(Extracted records)
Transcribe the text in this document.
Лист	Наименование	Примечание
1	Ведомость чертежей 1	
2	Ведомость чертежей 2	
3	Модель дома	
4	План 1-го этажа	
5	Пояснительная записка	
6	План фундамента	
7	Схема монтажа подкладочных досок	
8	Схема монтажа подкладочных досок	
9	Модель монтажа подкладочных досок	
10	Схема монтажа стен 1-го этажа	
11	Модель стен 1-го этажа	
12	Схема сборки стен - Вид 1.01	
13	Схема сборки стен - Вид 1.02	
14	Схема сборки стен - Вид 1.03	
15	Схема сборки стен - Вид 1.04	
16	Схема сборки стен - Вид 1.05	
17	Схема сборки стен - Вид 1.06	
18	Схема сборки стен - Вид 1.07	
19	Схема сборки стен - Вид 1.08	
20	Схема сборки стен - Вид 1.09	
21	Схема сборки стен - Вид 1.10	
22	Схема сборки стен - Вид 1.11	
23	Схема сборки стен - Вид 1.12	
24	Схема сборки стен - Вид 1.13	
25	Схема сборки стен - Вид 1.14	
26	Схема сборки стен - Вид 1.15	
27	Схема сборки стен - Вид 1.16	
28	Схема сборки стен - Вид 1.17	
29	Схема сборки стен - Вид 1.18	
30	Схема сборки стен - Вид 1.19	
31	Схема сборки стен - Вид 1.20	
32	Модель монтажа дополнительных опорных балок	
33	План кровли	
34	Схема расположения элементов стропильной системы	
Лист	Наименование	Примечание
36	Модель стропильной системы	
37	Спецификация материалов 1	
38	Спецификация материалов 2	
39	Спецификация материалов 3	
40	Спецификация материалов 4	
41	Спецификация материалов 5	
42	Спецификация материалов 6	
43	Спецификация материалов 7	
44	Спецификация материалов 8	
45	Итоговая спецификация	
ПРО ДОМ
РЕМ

◆ STATED GOAL: Your task is to pick out every line with the string "стропильной" and copy it.

◆ OUTPUT OF THE TASK:
34	Схема расположения элементов стропильной системы	
36	Модель стропильной системы	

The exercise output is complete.